* BEGIN *

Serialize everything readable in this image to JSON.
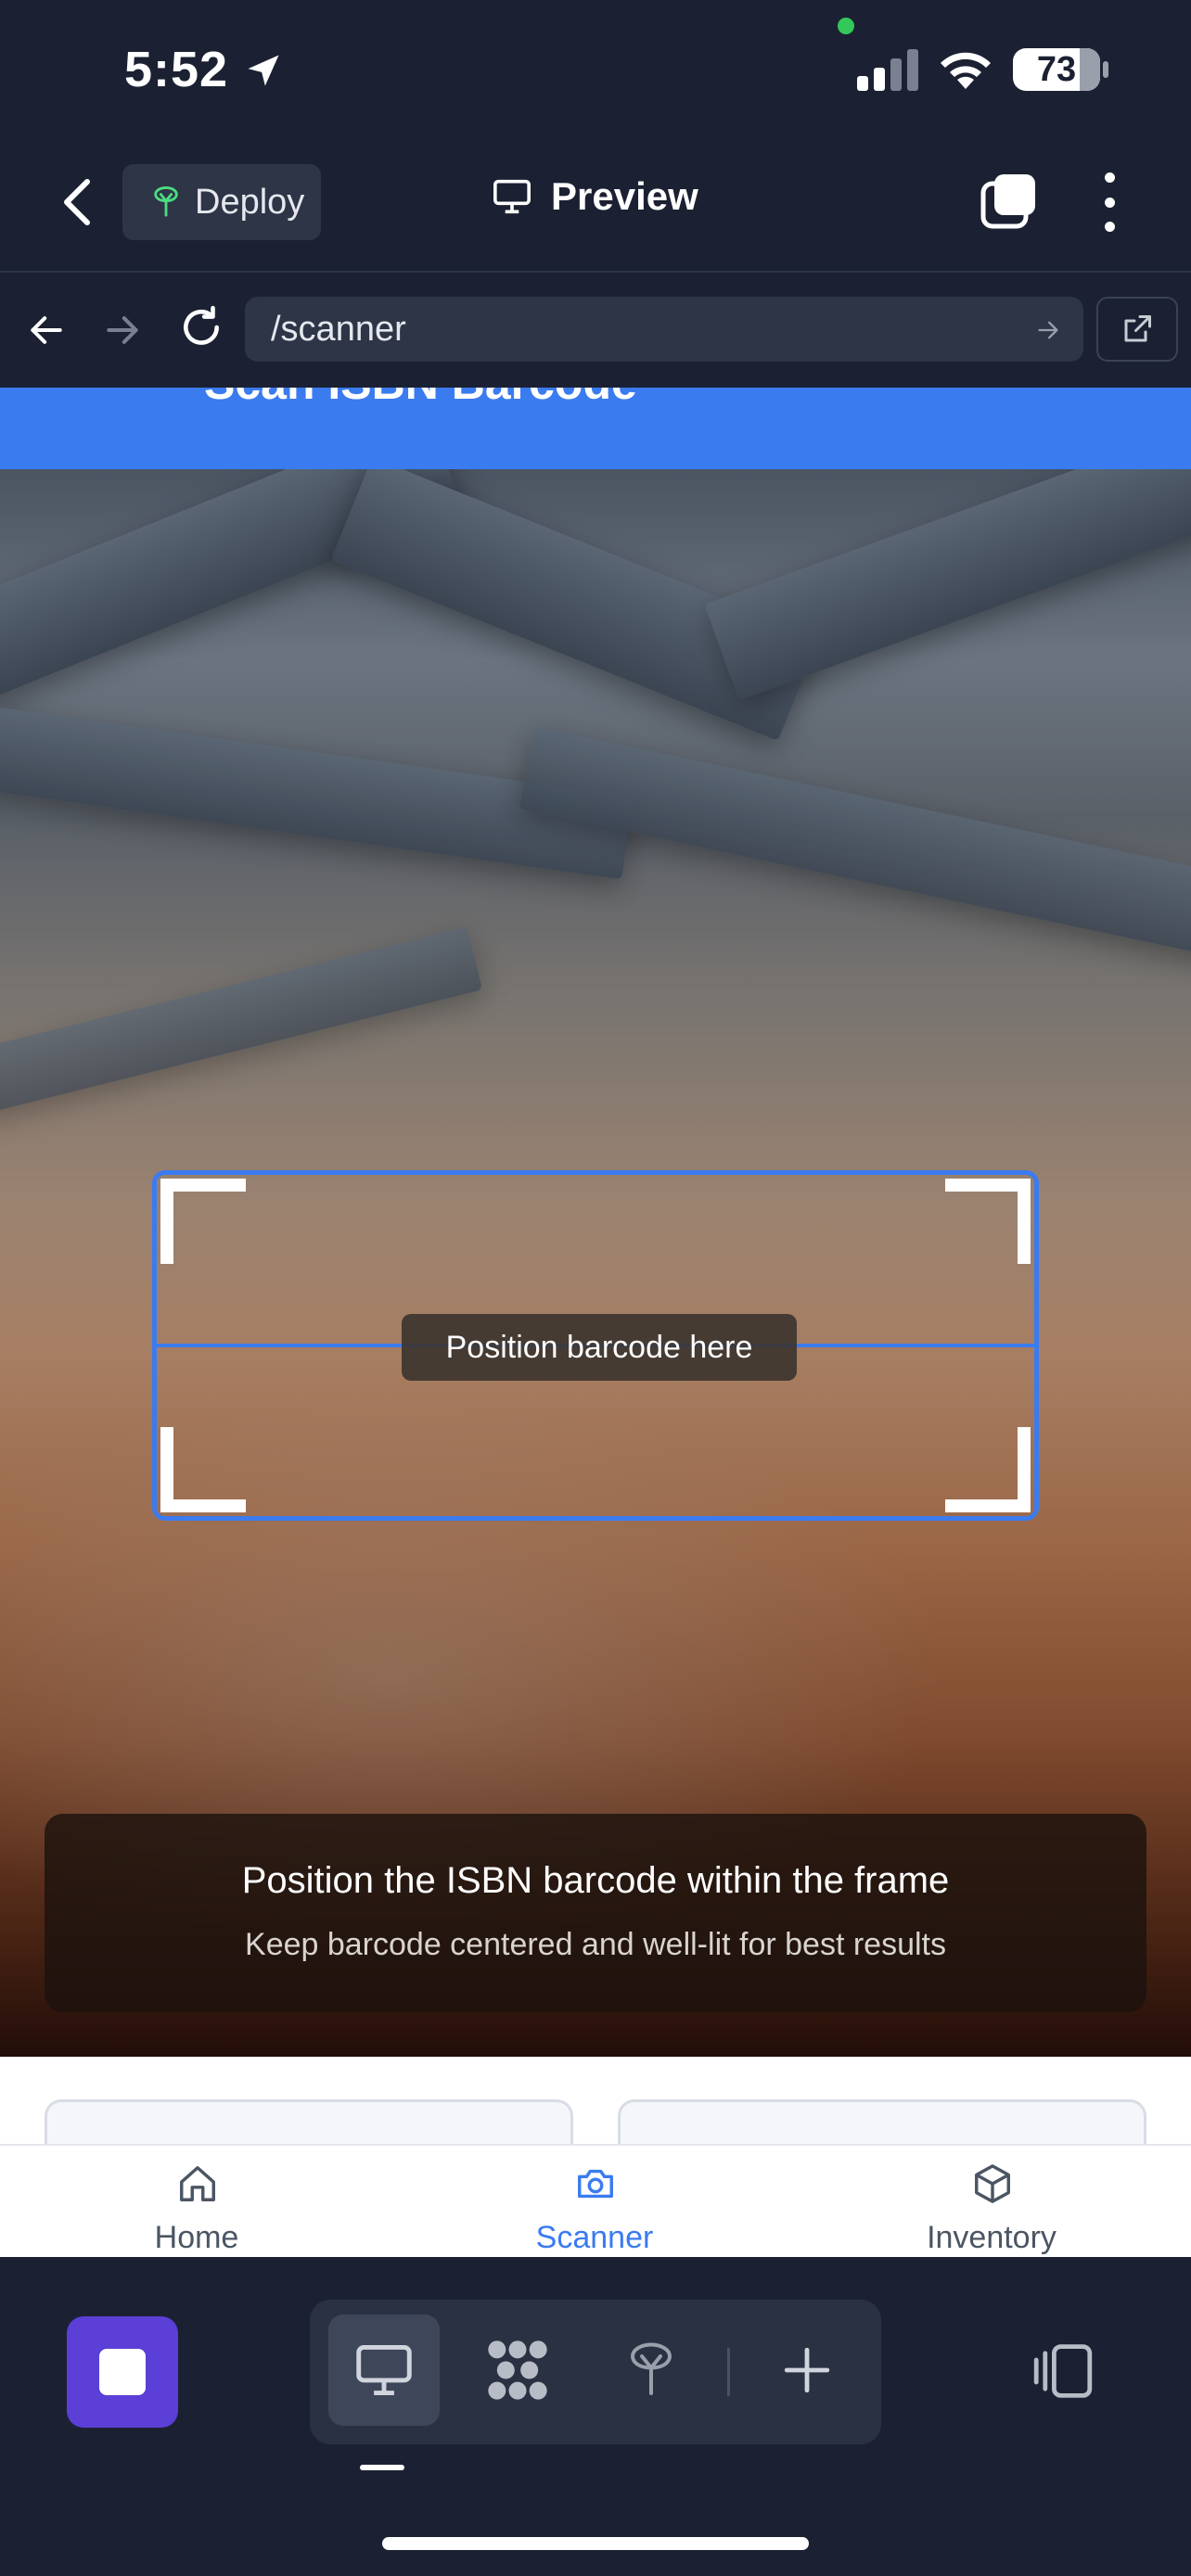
{
  "status_bar": {
    "time": "5:52",
    "battery": "73"
  },
  "header": {
    "deploy_label": "Deploy",
    "title": "Preview"
  },
  "url_bar": {
    "url": "/scanner"
  },
  "page": {
    "title": "Scan ISBN Barcode",
    "frame_label": "Position barcode here",
    "hint_title": "Position the ISBN barcode within the frame",
    "hint_subtitle": "Keep barcode centered and well-lit for best results"
  },
  "tabs": [
    {
      "label": "Home",
      "icon": "home-icon"
    },
    {
      "label": "Scanner",
      "icon": "camera-icon",
      "active": true
    },
    {
      "label": "Inventory",
      "icon": "box-icon"
    }
  ],
  "colors": {
    "accent": "#3b7bf0",
    "chrome": "#1b2132",
    "stop": "#5b3fd6"
  }
}
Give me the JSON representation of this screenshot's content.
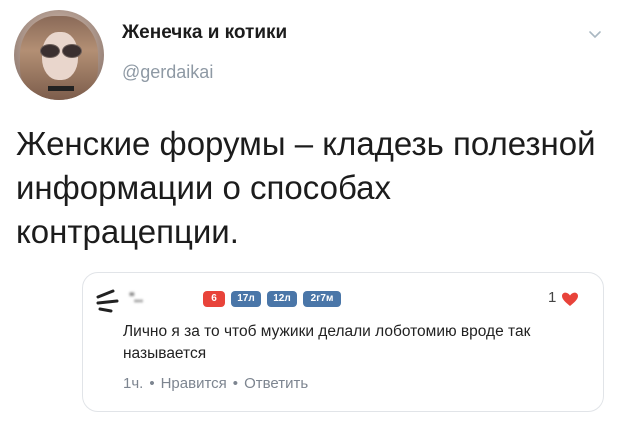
{
  "header": {
    "name": "Женечка и котики",
    "handle": "@gerdaikai",
    "menu_icon": "chevron-down-icon"
  },
  "tweet": {
    "text": "Женские форумы – кладезь полезной информации о способах контрацепции."
  },
  "comment": {
    "author_name": "ʹʹ...",
    "badges": [
      "6",
      "17л",
      "12л",
      "2г7м"
    ],
    "likes": "1",
    "text": "Лично я за то чтоб мужики делали лоботомию вроде так называется",
    "time": "1ч.",
    "like_action": "Нравится",
    "reply_action": "Ответить",
    "colors": {
      "badge_red": "#e8433a",
      "badge_blue": "#4a76a8",
      "heart": "#e8433a"
    }
  }
}
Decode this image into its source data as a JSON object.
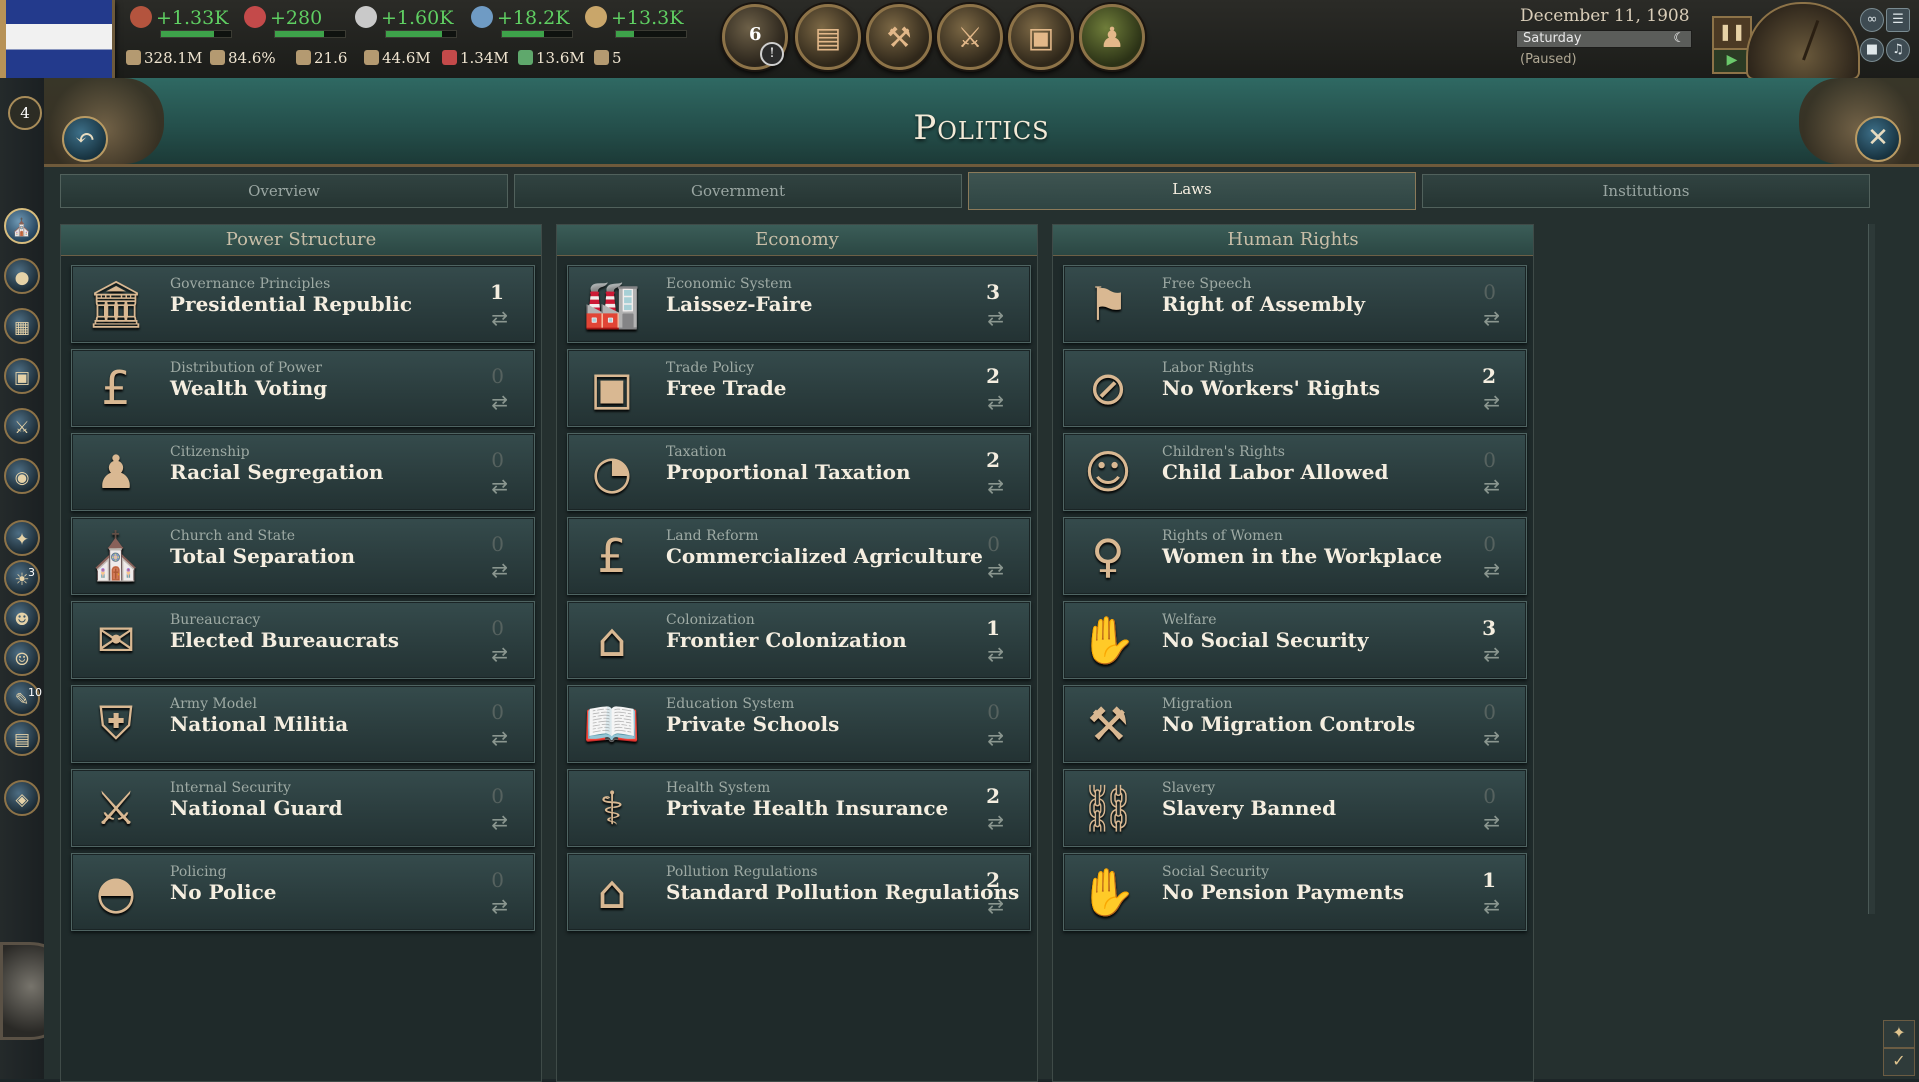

* END *

#### [SET EXERCISE]
Your task is to return the entries above exactly, with no pictures.

#### [COMPLETE RESPONSE]
Serialize everything readable in this image to JSON.
{
  "status_bar": {
    "time": "5:52",
    "battery": "73"
  },
  "header": {
    "deploy_label": "Deploy",
    "title": "Preview"
  },
  "url_bar": {
    "url": "/scanner"
  },
  "page": {
    "title": "Scan ISBN Barcode",
    "frame_label": "Position barcode here",
    "hint_title": "Position the ISBN barcode within the frame",
    "hint_subtitle": "Keep barcode centered and well-lit for best results"
  },
  "tabs": [
    {
      "label": "Home",
      "icon": "home-icon"
    },
    {
      "label": "Scanner",
      "icon": "camera-icon",
      "active": true
    },
    {
      "label": "Inventory",
      "icon": "box-icon"
    }
  ],
  "colors": {
    "accent": "#3b7bf0",
    "chrome": "#1b2132",
    "stop": "#5b3fd6"
  }
}
Give me the JSON representation of this screenshot's content.
{
  "header": {
    "name": "Женечка и котики",
    "handle": "@gerdaikai",
    "menu_icon": "chevron-down-icon"
  },
  "tweet": {
    "text": "Женские форумы – кладезь полезной информации о способах контрацепции."
  },
  "comment": {
    "author_name": "ʹʹ...",
    "badges": [
      "6",
      "17л",
      "12л",
      "2г7м"
    ],
    "likes": "1",
    "text": "Лично я за то чтоб мужики делали лоботомию вроде так называется",
    "time": "1ч.",
    "like_action": "Нравится",
    "reply_action": "Ответить",
    "colors": {
      "badge_red": "#e8433a",
      "badge_blue": "#4a76a8",
      "heart": "#e8433a"
    }
  }
}
Decode this image into its source data as a JSON object.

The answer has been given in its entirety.